O: Kiss did a concept album [Music From "The Elder"] in the early '80s. What led you to pursue that kind of an album?

 

"A critic has no credibility whatsoever. He doesn't even need a license to be a critic. He just sort of says, 'I'm a critic.' And then you are."  

GS: Delusional behavior. I fell into it because it was based on my story, "The Elder." We thought, "What we need to do is turn the critics around, because the fans don't count." And here we are, outselling everyone, outselling the Stones two-to-one and all that, breaking every attendance record set by The Beatles and Elvis. I thought, "Oh, we need to turn the critics around and make them like us." So we did a concept record. The Who had Tommy, The Beatles had Sgt. Pepper, Kiss needed The Elder. You know what? I was wrong, because The Elder doesn't stand up to those records, and at the end of the day, why are we trying to court the favor of critics? If you think about it, critics are an unnecessary life-form on the planet Earth, and here's why: because it's a job without credentials. You don't have to go to school. To be a journalist, of course, you need to get a journalism degree, and there's such a thing as journalistic ethics. You know, if you print news, your opinion is not important. A critic has no credibility whatsoever. He doesn't even need a license to be a critic. He just sort of says, "I'm a critic." And then you are.

 

O: Couldn't the same be said of rock stars?

> [PROVIDED RECORDS]:
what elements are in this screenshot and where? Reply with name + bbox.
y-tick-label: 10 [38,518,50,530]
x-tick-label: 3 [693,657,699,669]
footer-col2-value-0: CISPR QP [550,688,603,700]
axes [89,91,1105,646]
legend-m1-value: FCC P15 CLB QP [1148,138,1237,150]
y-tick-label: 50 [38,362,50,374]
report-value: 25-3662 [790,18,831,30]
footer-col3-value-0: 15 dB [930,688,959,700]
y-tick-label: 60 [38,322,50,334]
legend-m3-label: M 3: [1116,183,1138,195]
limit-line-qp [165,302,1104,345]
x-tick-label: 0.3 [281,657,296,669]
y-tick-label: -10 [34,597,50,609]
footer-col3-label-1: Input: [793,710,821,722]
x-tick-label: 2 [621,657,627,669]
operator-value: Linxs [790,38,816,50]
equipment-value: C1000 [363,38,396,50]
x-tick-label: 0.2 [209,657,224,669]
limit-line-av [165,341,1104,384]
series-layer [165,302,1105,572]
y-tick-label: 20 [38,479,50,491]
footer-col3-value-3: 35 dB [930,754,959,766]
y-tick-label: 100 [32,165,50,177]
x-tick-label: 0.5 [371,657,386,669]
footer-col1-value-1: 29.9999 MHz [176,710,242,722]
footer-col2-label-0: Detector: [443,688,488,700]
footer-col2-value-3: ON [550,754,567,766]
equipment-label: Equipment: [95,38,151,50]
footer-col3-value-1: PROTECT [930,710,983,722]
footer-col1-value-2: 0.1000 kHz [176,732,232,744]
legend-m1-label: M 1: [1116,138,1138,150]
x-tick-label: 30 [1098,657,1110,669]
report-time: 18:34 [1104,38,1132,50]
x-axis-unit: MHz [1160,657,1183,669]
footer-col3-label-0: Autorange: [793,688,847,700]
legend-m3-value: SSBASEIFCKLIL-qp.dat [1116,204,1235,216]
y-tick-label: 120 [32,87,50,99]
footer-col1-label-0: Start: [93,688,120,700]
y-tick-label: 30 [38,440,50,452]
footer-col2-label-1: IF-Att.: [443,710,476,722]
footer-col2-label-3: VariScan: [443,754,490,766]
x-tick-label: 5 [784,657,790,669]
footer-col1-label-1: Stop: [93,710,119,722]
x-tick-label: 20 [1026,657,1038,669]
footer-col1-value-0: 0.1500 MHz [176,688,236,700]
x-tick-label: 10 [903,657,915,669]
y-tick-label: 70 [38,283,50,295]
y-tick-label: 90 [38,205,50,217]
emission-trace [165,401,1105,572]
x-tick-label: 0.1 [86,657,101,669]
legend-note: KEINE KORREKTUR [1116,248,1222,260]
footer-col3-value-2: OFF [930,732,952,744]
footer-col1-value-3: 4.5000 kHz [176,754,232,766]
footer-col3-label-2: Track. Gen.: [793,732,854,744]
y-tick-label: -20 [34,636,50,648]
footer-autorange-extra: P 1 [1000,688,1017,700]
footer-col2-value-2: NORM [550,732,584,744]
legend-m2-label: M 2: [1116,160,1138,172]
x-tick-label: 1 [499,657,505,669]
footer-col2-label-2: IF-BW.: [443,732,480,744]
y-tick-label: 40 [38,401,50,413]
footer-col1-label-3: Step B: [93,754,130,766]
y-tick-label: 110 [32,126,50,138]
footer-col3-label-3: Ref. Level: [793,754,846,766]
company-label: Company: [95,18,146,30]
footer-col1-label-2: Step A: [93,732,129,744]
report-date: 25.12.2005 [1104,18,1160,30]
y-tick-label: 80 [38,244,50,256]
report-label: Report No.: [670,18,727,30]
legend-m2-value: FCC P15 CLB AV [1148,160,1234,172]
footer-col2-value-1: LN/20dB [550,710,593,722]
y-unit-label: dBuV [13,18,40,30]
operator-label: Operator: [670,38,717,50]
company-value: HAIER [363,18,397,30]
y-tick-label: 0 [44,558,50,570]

> [WHAT IS ASKED]:
**1)** In the Kiss interview excerpt, translate this sentence into French: "He doesn't even need a license to be a critic."
**2)** Extend the Kiss interview excerpt about The Elder, picking up after its final line.

> [THE RESPONSES]:
**1)** Il n'a même pas besoin d'une licence pour être critique.

**2)**
GS: That's right. Except we're more famous and everybody likes us. Everybody hates critics. A long time ago, David Lee Roth—whom I discovered, I discovered Van Halen—said something that I found very apropos. He said, at the height of Van Halen's popularity, "You know why critics love Elvis Costello and hate Van Halen? Because critics look like Elvis Costello." And you know what? He's right. Critics look like the people who never got laid in high school.

 

O: Do you think it's a matter of getting revenge?

 

GS: No, it's a matter of little people sitting in dark corners that nobody cares about.

 

O: Do you think people resent you because you have lots of money and have sex with lots of women and are a rock star?

 

GS: Yes. I resent me for having lots of money and having sex with lots of women.

 

O: Earlier, you mentioned being involved in the business aspects of Kiss, and in the '80s you actually managed other artists. How did that come about?

 

GS: I'm from Israel, so America has no limits. I started a record label, and then I started managing other artists, like Liza Minelli. I don't know. You want to see if you can do it. I figured out the Kiss rat-maze pretty quickly—I saw that I could get to the cheese pretty quickly—so I thought to myself, "Maybe there's another maze over there that I can get through, too." Life is all about the hunt, not the kill.

 

O: Is it true that Eddie Van Halen wanted to join Kiss at one point?

 

GS: Yes. He came down while we were recording Creatures Of The Night, and he had had his fill of Roth, and he said, "I'm leaving. Are you guys looking for a guitar player?" That was back in '82. I told him to stick with his band.

 

O: How did the television movie Kiss Meets The Phantom Of The Park come about?

 

GS: Well, they came to us. Kiss was so enormously popular back in the days when rock bands just played onstage, because we pervaded other areas. You know, every Halloween, you'd see an army of Kiss people walking around. I mean, if you're the Foo Fighters, God bless 'em, you tour and you make albums, and that's it. Kiss somehow pervaded Christmas and Halloween, and you saw people walking around who wanted to be like us. It was kind of a combination of Superman, Batman, Santa Claus, and a rock band. It wasn't just, "I like your records." They wanted to buy the toys and the games, and they wanted to look like us. When they approached us about the movie, the wacky idea came up of "Kiss meets Dracula and Frankenstein." It was kind of cheesy at the time, and in retrospect, maybe it's kind of retro-kitsch.

 

O: Is that how you caught the acting bug?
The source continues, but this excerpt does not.